-- Aim of the exercise --
Extract all data as written.

-- Data extract --
* begin *
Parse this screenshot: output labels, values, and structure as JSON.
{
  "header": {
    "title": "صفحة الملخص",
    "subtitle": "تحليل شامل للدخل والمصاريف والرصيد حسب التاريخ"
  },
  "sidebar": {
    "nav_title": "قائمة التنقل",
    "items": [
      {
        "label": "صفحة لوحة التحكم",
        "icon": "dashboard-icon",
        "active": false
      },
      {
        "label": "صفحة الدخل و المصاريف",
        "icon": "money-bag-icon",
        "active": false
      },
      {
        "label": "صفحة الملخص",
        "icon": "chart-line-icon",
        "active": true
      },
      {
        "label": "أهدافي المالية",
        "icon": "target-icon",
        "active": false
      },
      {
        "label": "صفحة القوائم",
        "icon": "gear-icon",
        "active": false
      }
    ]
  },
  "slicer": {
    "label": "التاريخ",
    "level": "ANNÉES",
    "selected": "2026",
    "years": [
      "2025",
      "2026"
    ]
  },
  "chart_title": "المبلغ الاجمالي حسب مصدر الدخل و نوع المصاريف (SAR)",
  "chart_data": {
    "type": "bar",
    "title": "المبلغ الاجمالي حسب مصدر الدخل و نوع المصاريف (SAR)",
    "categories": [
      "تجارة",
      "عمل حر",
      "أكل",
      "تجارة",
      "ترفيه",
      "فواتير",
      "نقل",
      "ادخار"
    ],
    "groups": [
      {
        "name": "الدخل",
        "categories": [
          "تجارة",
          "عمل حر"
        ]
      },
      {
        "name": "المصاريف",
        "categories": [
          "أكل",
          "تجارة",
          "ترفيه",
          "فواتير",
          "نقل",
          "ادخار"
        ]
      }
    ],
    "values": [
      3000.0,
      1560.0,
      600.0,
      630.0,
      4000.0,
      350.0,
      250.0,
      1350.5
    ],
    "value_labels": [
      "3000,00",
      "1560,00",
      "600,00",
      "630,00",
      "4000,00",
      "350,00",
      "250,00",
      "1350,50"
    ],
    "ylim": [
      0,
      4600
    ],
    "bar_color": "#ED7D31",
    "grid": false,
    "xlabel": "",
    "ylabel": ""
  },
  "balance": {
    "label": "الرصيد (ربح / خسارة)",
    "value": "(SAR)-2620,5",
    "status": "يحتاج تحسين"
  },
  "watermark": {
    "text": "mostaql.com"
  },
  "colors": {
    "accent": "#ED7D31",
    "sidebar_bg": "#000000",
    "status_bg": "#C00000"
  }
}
* end *
-- Complete response --
Parse this screenshot: output labels, values, and structure as JSON.
{
  "header": {
    "title": "صفحة الملخص",
    "subtitle": "تحليل شامل للدخل والمصاريف والرصيد حسب التاريخ"
  },
  "sidebar": {
    "nav_title": "قائمة التنقل",
    "items": [
      {
        "label": "صفحة لوحة التحكم",
        "icon": "dashboard-icon",
        "active": false
      },
      {
        "label": "صفحة الدخل و المصاريف",
        "icon": "money-bag-icon",
        "active": false
      },
      {
        "label": "صفحة الملخص",
        "icon": "chart-line-icon",
        "active": true
      },
      {
        "label": "أهدافي المالية",
        "icon": "target-icon",
        "active": false
      },
      {
        "label": "صفحة القوائم",
        "icon": "gear-icon",
        "active": false
      }
    ]
  },
  "slicer": {
    "label": "التاريخ",
    "level": "ANNÉES",
    "selected": "2026",
    "years": [
      "2025",
      "2026"
    ]
  },
  "chart_title": "المبلغ الاجمالي حسب مصدر الدخل و نوع المصاريف (SAR)",
  "chart_data": {
    "type": "bar",
    "title": "المبلغ الاجمالي حسب مصدر الدخل و نوع المصاريف (SAR)",
    "categories": [
      "تجارة",
      "عمل حر",
      "أكل",
      "تجارة",
      "ترفيه",
      "فواتير",
      "نقل",
      "ادخار"
    ],
    "groups": [
      {
        "name": "الدخل",
        "categories": [
          "تجارة",
          "عمل حر"
        ]
      },
      {
        "name": "المصاريف",
        "categories": [
          "أكل",
          "تجارة",
          "ترفيه",
          "فواتير",
          "نقل",
          "ادخار"
        ]
      }
    ],
    "values": [
      3000.0,
      1560.0,
      600.0,
      630.0,
      4000.0,
      350.0,
      250.0,
      1350.5
    ],
    "value_labels": [
      "3000,00",
      "1560,00",
      "600,00",
      "630,00",
      "4000,00",
      "350,00",
      "250,00",
      "1350,50"
    ],
    "ylim": [
      0,
      4600
    ],
    "bar_color": "#ED7D31",
    "grid": false,
    "xlabel": "",
    "ylabel": ""
  },
  "balance": {
    "label": "الرصيد (ربح / خسارة)",
    "value": "(SAR)-2620,5",
    "status": "يحتاج تحسين"
  },
  "watermark": {
    "text": "mostaql.com"
  },
  "colors": {
    "accent": "#ED7D31",
    "sidebar_bg": "#000000",
    "status_bg": "#C00000"
  }
}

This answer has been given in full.